PROBLEM TO WORK ON:
Check each line of the listing for the word "Jahre" and report how many lines contain it, giving nothing but the number.

[Saved entries]
"""
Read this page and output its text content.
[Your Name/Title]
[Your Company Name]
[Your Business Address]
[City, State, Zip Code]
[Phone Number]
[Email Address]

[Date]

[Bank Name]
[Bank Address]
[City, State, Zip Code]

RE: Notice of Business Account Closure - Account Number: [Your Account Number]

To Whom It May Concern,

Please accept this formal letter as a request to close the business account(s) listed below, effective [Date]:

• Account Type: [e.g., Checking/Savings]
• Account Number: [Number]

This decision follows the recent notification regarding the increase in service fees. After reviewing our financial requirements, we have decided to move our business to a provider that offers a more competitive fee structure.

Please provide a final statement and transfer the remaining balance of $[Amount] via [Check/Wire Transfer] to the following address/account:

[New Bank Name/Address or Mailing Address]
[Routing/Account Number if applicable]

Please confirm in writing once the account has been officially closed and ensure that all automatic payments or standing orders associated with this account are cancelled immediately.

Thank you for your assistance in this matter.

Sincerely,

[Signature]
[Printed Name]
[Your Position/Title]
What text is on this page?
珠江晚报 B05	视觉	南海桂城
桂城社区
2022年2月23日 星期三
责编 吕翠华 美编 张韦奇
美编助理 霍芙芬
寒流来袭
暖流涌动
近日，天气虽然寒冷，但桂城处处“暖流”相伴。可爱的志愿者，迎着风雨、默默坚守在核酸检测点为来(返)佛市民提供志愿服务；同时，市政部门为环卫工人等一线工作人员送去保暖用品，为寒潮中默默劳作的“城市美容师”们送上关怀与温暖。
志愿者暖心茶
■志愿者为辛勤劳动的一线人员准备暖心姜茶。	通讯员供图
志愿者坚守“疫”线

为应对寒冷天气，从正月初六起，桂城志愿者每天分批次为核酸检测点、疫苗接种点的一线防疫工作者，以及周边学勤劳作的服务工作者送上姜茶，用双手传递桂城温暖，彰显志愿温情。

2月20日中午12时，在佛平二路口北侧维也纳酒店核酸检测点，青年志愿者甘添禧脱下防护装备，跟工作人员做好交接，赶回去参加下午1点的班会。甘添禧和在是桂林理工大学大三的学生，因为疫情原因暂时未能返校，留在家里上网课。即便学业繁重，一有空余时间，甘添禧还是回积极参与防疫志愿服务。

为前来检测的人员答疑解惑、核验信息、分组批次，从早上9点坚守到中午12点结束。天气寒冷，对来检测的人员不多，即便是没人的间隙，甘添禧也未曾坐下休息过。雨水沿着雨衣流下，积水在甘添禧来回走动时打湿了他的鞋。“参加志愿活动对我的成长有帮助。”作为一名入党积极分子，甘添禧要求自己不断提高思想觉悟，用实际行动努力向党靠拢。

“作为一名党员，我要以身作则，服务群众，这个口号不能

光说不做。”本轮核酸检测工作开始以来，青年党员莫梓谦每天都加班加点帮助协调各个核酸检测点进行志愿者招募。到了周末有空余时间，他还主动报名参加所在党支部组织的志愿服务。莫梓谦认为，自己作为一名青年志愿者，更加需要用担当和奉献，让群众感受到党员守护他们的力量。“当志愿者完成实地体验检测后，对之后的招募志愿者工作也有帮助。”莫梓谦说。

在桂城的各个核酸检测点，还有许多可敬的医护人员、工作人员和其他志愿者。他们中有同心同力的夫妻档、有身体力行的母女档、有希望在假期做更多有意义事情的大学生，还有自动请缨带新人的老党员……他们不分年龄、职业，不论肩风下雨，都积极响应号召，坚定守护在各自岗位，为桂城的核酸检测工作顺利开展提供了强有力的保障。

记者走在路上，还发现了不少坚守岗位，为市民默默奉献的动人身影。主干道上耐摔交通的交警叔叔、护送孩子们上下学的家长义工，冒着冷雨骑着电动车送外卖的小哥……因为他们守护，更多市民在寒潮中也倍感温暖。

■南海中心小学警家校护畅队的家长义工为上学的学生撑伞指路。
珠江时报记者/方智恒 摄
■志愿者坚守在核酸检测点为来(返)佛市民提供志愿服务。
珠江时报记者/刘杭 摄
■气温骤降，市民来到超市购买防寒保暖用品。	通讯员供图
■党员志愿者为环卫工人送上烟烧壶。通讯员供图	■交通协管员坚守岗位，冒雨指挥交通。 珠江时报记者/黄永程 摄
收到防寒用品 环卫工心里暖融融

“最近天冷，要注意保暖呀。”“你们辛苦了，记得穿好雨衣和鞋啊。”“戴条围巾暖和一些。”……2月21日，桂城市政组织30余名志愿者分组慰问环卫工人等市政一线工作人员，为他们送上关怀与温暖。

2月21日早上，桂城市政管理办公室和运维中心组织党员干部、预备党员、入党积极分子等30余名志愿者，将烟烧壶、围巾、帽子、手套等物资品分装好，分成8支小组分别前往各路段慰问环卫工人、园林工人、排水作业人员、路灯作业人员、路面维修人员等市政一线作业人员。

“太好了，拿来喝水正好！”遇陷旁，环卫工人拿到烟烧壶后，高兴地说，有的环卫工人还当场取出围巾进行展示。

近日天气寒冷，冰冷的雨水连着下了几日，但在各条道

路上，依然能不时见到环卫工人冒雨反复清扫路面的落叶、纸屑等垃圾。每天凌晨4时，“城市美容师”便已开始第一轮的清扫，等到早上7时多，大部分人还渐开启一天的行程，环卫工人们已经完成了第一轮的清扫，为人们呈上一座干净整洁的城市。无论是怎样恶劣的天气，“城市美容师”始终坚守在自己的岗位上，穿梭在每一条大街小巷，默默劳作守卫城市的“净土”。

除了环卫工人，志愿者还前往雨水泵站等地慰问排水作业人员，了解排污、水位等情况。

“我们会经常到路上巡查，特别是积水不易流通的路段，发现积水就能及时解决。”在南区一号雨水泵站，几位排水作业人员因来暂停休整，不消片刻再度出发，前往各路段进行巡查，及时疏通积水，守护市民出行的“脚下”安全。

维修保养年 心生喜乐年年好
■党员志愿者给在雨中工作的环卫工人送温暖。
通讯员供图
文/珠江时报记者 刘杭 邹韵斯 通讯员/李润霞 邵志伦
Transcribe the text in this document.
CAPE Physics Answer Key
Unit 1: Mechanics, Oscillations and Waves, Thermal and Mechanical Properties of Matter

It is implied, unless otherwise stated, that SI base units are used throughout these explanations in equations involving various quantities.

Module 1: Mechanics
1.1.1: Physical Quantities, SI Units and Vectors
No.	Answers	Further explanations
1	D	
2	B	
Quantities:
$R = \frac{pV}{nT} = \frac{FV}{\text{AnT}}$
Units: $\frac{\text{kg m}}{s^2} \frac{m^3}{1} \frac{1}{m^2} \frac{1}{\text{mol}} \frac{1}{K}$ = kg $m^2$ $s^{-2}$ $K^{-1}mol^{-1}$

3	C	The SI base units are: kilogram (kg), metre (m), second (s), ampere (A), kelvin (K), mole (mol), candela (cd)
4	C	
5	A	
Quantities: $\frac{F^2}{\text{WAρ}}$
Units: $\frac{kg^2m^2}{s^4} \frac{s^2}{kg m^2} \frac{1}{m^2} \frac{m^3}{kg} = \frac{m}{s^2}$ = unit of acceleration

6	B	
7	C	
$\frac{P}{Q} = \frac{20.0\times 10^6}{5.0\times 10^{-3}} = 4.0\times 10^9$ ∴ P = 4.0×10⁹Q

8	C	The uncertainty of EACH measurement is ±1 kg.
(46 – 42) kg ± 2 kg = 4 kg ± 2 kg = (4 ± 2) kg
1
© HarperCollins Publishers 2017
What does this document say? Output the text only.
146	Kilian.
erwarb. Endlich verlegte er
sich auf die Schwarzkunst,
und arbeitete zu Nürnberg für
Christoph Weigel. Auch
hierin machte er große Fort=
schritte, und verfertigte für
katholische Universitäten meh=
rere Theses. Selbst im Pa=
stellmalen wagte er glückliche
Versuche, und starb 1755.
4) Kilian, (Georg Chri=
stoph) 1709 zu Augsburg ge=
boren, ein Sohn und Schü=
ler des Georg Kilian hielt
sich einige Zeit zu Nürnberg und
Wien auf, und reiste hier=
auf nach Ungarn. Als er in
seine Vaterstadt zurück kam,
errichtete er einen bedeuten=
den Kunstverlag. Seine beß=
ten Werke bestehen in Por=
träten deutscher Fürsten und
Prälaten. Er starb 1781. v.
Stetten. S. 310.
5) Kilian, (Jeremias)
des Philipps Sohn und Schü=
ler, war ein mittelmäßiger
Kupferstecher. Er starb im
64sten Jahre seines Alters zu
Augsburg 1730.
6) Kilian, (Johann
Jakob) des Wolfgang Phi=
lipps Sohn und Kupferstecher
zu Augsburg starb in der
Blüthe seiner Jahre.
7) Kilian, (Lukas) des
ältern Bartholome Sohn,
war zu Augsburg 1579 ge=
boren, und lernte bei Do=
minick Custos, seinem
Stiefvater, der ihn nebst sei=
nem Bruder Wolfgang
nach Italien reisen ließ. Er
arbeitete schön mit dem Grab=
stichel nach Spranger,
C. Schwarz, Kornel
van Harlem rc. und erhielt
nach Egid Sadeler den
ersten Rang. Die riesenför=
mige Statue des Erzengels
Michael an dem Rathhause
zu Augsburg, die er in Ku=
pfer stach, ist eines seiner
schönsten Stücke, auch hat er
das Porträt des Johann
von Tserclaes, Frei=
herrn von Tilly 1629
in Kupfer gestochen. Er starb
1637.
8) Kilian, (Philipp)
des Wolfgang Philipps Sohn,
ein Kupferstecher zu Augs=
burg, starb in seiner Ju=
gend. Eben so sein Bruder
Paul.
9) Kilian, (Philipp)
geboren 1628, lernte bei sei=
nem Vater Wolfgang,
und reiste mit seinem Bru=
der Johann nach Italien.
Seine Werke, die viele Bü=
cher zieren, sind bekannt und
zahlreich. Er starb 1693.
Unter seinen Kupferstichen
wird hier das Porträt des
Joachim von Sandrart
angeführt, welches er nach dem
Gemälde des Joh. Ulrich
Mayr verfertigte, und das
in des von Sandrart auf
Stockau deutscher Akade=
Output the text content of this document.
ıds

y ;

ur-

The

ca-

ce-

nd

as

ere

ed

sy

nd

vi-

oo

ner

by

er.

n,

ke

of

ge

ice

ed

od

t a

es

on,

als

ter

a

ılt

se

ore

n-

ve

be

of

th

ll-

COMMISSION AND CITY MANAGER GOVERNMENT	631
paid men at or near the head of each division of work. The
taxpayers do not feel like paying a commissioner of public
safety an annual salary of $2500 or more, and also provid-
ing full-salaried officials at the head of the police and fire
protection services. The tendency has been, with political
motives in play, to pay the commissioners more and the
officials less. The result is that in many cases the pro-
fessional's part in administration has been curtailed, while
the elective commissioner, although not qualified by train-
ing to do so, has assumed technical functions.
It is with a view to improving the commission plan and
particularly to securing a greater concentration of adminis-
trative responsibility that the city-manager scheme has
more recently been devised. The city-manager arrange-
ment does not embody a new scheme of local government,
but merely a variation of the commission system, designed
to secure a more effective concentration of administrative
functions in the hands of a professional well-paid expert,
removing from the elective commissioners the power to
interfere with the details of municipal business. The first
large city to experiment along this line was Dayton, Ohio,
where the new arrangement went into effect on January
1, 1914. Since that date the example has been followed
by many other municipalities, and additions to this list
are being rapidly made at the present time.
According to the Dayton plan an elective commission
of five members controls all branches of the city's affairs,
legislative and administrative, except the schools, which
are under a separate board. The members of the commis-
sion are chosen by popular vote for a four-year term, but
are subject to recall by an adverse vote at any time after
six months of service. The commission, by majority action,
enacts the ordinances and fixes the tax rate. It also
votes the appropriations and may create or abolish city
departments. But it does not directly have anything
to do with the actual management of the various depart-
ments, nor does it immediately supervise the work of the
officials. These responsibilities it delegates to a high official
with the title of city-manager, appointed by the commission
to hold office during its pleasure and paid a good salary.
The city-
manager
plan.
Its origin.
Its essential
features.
"""
SOLVED PROBLEM:
2